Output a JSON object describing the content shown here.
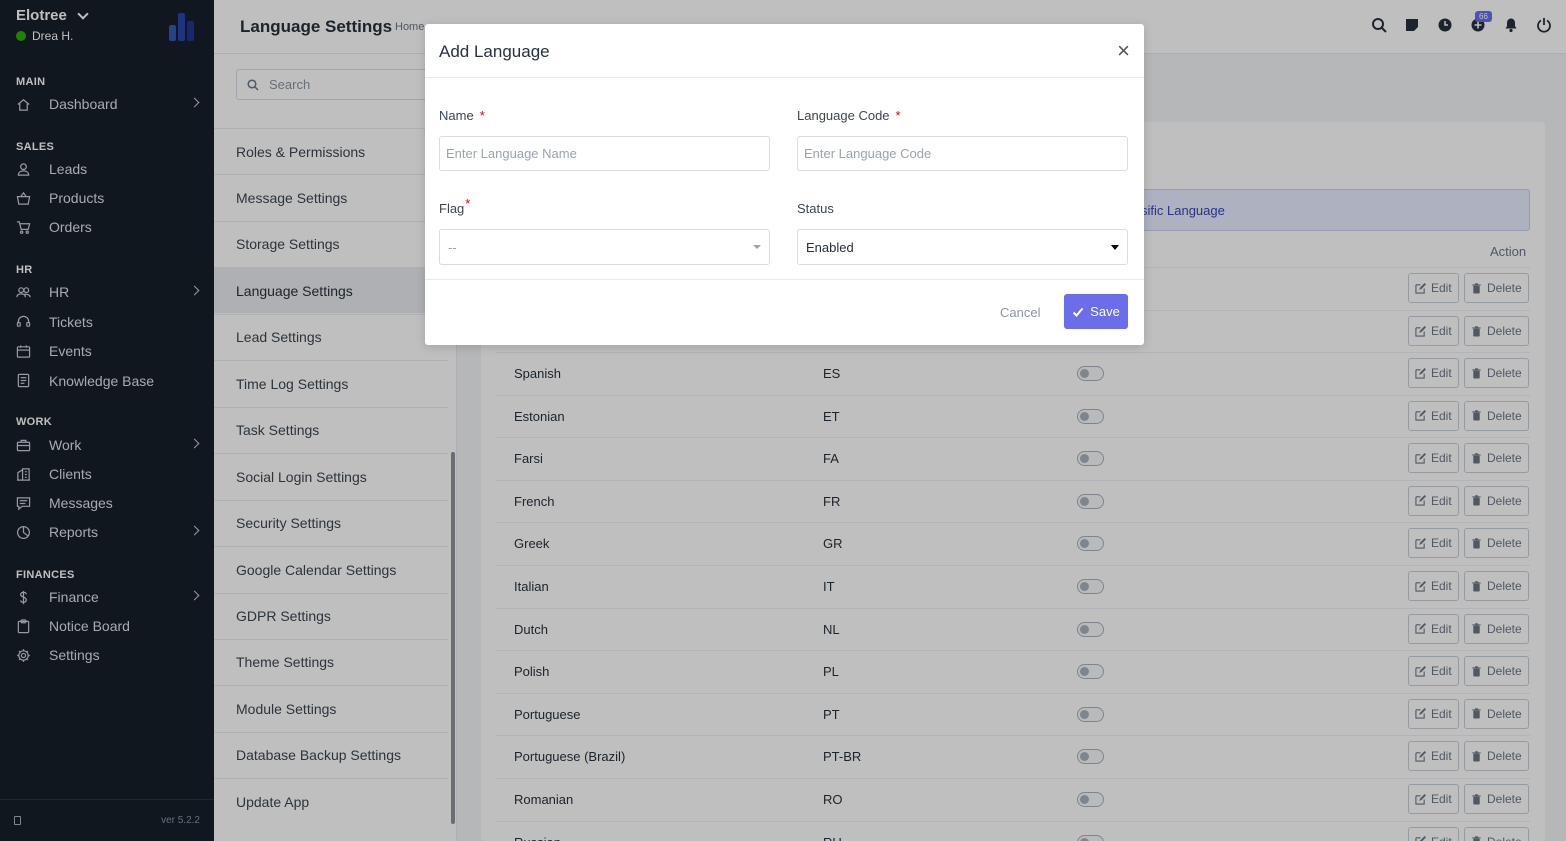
{
  "sidebar": {
    "company": "Elotree",
    "user": "Drea H.",
    "sections": [
      {
        "title": "MAIN",
        "items": [
          {
            "label": "Dashboard",
            "icon": "home-icon",
            "arrow": true
          }
        ]
      },
      {
        "title": "SALES",
        "items": [
          {
            "label": "Leads",
            "icon": "user-icon",
            "arrow": false
          },
          {
            "label": "Products",
            "icon": "basket-icon",
            "arrow": false
          },
          {
            "label": "Orders",
            "icon": "cart-icon",
            "arrow": false
          }
        ]
      },
      {
        "title": "HR",
        "items": [
          {
            "label": "HR",
            "icon": "people-icon",
            "arrow": true
          },
          {
            "label": "Tickets",
            "icon": "headset-icon",
            "arrow": false
          },
          {
            "label": "Events",
            "icon": "calendar-icon",
            "arrow": false
          },
          {
            "label": "Knowledge Base",
            "icon": "book-icon",
            "arrow": false
          }
        ]
      },
      {
        "title": "WORK",
        "items": [
          {
            "label": "Work",
            "icon": "briefcase-icon",
            "arrow": true
          },
          {
            "label": "Clients",
            "icon": "building-icon",
            "arrow": false
          },
          {
            "label": "Messages",
            "icon": "message-icon",
            "arrow": false
          },
          {
            "label": "Reports",
            "icon": "pie-chart-icon",
            "arrow": true
          }
        ]
      },
      {
        "title": "FINANCES",
        "items": [
          {
            "label": "Finance",
            "icon": "dollar-icon",
            "arrow": true
          },
          {
            "label": "Notice Board",
            "icon": "clipboard-icon",
            "arrow": false
          },
          {
            "label": "Settings",
            "icon": "gear-icon",
            "arrow": false
          }
        ]
      }
    ],
    "version": "ver 5.2.2"
  },
  "header": {
    "title": "Language Settings",
    "breadcrumb": "Home",
    "notification_count": "66",
    "icons": [
      "search-icon",
      "sticky-note-icon",
      "clock-icon",
      "plus-circle-icon",
      "bell-icon",
      "power-icon"
    ]
  },
  "settings_menu": {
    "search_placeholder": "Search",
    "items": [
      "Roles & Permissions",
      "Message Settings",
      "Storage Settings",
      "Language Settings",
      "Lead Settings",
      "Time Log Settings",
      "Task Settings",
      "Social Login Settings",
      "Security Settings",
      "Google Calendar Settings",
      "GDPR Settings",
      "Theme Settings",
      "Module Settings",
      "Database Backup Settings",
      "Update App"
    ],
    "active": "Language Settings"
  },
  "content": {
    "info_text": "sific Language",
    "action_header": "Action",
    "edit_label": "Edit",
    "delete_label": "Delete",
    "languages": [
      {
        "name": "Spanish",
        "code": "ES"
      },
      {
        "name": "Estonian",
        "code": "ET"
      },
      {
        "name": "Farsi",
        "code": "FA"
      },
      {
        "name": "French",
        "code": "FR"
      },
      {
        "name": "Greek",
        "code": "GR"
      },
      {
        "name": "Italian",
        "code": "IT"
      },
      {
        "name": "Dutch",
        "code": "NL"
      },
      {
        "name": "Polish",
        "code": "PL"
      },
      {
        "name": "Portuguese",
        "code": "PT"
      },
      {
        "name": "Portuguese (Brazil)",
        "code": "PT-BR"
      },
      {
        "name": "Romanian",
        "code": "RO"
      },
      {
        "name": "Russian",
        "code": "RU"
      }
    ]
  },
  "modal": {
    "title": "Add Language",
    "name_label": "Name",
    "name_placeholder": "Enter Language Name",
    "code_label": "Language Code",
    "code_placeholder": "Enter Language Code",
    "flag_label": "Flag",
    "flag_value": "--",
    "status_label": "Status",
    "status_value": "Enabled",
    "cancel_label": "Cancel",
    "save_label": "Save",
    "required_mark": "*"
  },
  "colors": {
    "sidebar_bg": "#171f29",
    "accent": "#6a6ee8",
    "status_online": "#2cb100",
    "required": "#d30000"
  }
}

■ ■ ■ ■ ■

_What you need to do:_
Omit every picture, then repeat the remaining data exactly as it appears above.

_Solution below:_
Output a JSON object describing the content shown here.
{
  "sidebar": {
    "company": "Elotree",
    "user": "Drea H.",
    "sections": [
      {
        "title": "MAIN",
        "items": [
          {
            "label": "Dashboard",
            "icon": "home-icon",
            "arrow": true
          }
        ]
      },
      {
        "title": "SALES",
        "items": [
          {
            "label": "Leads",
            "icon": "user-icon",
            "arrow": false
          },
          {
            "label": "Products",
            "icon": "basket-icon",
            "arrow": false
          },
          {
            "label": "Orders",
            "icon": "cart-icon",
            "arrow": false
          }
        ]
      },
      {
        "title": "HR",
        "items": [
          {
            "label": "HR",
            "icon": "people-icon",
            "arrow": true
          },
          {
            "label": "Tickets",
            "icon": "headset-icon",
            "arrow": false
          },
          {
            "label": "Events",
            "icon": "calendar-icon",
            "arrow": false
          },
          {
            "label": "Knowledge Base",
            "icon": "book-icon",
            "arrow": false
          }
        ]
      },
      {
        "title": "WORK",
        "items": [
          {
            "label": "Work",
            "icon": "briefcase-icon",
            "arrow": true
          },
          {
            "label": "Clients",
            "icon": "building-icon",
            "arrow": false
          },
          {
            "label": "Messages",
            "icon": "message-icon",
            "arrow": false
          },
          {
            "label": "Reports",
            "icon": "pie-chart-icon",
            "arrow": true
          }
        ]
      },
      {
        "title": "FINANCES",
        "items": [
          {
            "label": "Finance",
            "icon": "dollar-icon",
            "arrow": true
          },
          {
            "label": "Notice Board",
            "icon": "clipboard-icon",
            "arrow": false
          },
          {
            "label": "Settings",
            "icon": "gear-icon",
            "arrow": false
          }
        ]
      }
    ],
    "version": "ver 5.2.2"
  },
  "header": {
    "title": "Language Settings",
    "breadcrumb": "Home",
    "notification_count": "66",
    "icons": [
      "search-icon",
      "sticky-note-icon",
      "clock-icon",
      "plus-circle-icon",
      "bell-icon",
      "power-icon"
    ]
  },
  "settings_menu": {
    "search_placeholder": "Search",
    "items": [
      "Roles & Permissions",
      "Message Settings",
      "Storage Settings",
      "Language Settings",
      "Lead Settings",
      "Time Log Settings",
      "Task Settings",
      "Social Login Settings",
      "Security Settings",
      "Google Calendar Settings",
      "GDPR Settings",
      "Theme Settings",
      "Module Settings",
      "Database Backup Settings",
      "Update App"
    ],
    "active": "Language Settings"
  },
  "content": {
    "info_text": "sific Language",
    "action_header": "Action",
    "edit_label": "Edit",
    "delete_label": "Delete",
    "languages": [
      {
        "name": "Spanish",
        "code": "ES"
      },
      {
        "name": "Estonian",
        "code": "ET"
      },
      {
        "name": "Farsi",
        "code": "FA"
      },
      {
        "name": "French",
        "code": "FR"
      },
      {
        "name": "Greek",
        "code": "GR"
      },
      {
        "name": "Italian",
        "code": "IT"
      },
      {
        "name": "Dutch",
        "code": "NL"
      },
      {
        "name": "Polish",
        "code": "PL"
      },
      {
        "name": "Portuguese",
        "code": "PT"
      },
      {
        "name": "Portuguese (Brazil)",
        "code": "PT-BR"
      },
      {
        "name": "Romanian",
        "code": "RO"
      },
      {
        "name": "Russian",
        "code": "RU"
      }
    ]
  },
  "modal": {
    "title": "Add Language",
    "name_label": "Name",
    "name_placeholder": "Enter Language Name",
    "code_label": "Language Code",
    "code_placeholder": "Enter Language Code",
    "flag_label": "Flag",
    "flag_value": "--",
    "status_label": "Status",
    "status_value": "Enabled",
    "cancel_label": "Cancel",
    "save_label": "Save",
    "required_mark": "*"
  },
  "colors": {
    "sidebar_bg": "#171f29",
    "accent": "#6a6ee8",
    "status_online": "#2cb100",
    "required": "#d30000"
  }
}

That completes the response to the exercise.